Saved data entries
<<<<

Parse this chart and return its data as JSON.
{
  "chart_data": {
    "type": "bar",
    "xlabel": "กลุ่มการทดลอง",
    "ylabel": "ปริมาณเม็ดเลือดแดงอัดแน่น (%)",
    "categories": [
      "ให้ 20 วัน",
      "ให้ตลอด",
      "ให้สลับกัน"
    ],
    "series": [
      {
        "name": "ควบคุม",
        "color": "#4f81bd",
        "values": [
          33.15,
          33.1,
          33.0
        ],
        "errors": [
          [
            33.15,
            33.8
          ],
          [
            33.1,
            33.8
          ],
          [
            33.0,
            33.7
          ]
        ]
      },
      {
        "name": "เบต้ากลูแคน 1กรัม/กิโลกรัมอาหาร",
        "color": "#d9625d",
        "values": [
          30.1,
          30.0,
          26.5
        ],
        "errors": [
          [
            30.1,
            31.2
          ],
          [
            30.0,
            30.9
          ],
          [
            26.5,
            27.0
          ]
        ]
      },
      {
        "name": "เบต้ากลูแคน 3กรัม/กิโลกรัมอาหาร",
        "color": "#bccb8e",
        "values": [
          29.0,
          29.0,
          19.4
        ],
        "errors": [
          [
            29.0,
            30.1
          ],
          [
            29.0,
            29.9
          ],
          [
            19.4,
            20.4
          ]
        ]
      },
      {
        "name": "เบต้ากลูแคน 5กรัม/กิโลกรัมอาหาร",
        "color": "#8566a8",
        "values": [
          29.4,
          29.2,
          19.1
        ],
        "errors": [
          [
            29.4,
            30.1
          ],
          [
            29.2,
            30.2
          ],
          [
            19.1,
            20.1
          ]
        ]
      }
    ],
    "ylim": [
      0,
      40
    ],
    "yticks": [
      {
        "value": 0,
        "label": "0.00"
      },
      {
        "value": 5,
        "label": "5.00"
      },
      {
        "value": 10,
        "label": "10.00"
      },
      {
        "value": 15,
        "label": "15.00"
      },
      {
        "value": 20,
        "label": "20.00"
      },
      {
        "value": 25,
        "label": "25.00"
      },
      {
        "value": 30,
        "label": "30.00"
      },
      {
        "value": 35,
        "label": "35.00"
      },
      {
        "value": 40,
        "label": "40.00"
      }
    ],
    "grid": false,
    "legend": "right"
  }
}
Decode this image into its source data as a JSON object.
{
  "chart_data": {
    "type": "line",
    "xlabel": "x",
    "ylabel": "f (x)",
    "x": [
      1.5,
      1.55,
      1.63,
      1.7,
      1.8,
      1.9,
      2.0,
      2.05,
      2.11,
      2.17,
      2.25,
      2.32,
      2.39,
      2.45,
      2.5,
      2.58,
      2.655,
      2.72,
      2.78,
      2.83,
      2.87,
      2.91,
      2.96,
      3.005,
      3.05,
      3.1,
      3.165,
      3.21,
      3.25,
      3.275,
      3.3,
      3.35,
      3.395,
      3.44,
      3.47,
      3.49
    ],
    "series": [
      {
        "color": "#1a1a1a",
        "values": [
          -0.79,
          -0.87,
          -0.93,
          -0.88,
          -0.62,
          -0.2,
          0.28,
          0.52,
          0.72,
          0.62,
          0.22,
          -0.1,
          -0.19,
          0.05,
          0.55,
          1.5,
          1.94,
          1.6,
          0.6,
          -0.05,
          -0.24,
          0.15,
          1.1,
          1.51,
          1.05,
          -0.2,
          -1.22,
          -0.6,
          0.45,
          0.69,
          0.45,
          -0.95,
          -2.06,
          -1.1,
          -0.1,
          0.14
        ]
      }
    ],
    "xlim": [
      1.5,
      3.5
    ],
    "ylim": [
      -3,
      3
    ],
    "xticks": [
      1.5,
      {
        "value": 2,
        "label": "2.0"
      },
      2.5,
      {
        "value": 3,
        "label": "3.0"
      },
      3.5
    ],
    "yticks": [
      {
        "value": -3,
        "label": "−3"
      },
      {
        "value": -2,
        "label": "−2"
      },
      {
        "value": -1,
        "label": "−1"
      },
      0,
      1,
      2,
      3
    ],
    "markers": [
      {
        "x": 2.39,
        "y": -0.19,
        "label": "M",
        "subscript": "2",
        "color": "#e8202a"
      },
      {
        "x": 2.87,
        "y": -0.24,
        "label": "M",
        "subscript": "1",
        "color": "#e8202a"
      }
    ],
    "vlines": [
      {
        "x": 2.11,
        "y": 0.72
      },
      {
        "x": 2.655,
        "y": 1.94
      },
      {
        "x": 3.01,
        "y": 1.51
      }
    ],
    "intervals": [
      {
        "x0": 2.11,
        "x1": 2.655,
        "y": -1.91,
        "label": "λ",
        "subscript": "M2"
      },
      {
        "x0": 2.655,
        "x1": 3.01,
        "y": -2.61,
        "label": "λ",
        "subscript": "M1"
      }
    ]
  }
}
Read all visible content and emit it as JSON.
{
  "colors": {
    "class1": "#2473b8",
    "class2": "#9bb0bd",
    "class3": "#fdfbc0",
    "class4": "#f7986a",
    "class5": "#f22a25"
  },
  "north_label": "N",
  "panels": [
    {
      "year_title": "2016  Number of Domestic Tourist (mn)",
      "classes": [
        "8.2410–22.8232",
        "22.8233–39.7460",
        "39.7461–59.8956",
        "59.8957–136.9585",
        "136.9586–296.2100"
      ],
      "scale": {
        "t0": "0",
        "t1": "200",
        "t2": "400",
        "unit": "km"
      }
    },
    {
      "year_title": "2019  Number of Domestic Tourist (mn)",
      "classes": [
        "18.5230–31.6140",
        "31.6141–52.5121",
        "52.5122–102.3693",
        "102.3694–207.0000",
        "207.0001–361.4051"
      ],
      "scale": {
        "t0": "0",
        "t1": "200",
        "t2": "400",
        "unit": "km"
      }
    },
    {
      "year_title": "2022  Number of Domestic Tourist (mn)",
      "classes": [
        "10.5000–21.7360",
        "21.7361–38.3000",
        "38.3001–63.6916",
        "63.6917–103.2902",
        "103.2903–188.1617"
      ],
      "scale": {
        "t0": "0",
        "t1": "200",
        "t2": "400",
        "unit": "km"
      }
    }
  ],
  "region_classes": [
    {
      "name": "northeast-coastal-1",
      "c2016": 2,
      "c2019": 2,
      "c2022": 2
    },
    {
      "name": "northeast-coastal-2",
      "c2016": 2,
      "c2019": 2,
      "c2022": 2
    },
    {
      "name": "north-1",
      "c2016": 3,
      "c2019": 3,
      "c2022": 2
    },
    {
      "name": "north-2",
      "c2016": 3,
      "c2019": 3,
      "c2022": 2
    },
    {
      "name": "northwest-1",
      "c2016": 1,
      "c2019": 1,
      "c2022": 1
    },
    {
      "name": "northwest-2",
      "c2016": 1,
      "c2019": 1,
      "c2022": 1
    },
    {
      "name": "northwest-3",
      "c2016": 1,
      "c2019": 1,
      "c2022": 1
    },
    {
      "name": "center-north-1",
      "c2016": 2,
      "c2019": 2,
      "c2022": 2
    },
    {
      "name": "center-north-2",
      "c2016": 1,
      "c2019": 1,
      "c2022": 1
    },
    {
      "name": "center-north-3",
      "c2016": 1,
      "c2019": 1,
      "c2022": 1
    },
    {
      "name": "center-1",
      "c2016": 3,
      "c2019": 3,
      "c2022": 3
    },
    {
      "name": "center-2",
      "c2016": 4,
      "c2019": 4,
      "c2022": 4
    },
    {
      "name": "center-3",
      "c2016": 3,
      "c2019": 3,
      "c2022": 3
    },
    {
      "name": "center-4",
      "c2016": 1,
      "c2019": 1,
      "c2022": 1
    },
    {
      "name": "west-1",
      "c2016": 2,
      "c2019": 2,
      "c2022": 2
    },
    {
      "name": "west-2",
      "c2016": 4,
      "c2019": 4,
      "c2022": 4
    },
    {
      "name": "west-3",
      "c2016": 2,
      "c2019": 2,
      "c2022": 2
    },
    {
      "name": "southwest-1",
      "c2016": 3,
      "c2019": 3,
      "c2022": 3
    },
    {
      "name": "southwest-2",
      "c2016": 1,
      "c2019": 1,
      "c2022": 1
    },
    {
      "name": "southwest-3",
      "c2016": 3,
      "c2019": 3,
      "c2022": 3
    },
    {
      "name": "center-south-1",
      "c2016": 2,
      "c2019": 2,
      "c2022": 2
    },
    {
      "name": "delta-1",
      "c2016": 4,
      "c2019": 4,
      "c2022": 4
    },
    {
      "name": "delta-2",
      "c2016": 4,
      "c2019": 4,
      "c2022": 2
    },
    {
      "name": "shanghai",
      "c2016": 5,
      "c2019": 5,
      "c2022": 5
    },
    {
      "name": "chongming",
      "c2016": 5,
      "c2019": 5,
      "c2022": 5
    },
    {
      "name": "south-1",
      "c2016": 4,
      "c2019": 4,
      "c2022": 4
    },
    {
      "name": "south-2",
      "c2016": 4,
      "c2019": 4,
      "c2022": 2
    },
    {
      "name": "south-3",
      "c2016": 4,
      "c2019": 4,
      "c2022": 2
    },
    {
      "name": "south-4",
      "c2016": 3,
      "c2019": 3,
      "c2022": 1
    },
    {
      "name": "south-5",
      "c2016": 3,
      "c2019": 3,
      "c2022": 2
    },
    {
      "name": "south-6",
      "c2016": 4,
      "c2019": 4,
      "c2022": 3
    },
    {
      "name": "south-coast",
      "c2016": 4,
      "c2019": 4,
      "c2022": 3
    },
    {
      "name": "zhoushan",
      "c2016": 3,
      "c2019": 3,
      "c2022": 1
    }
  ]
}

>>>>

◆ What the exercise asks:
Look through the entries above and count each line holding "Number"; report the count alone.

◆ Response below:
3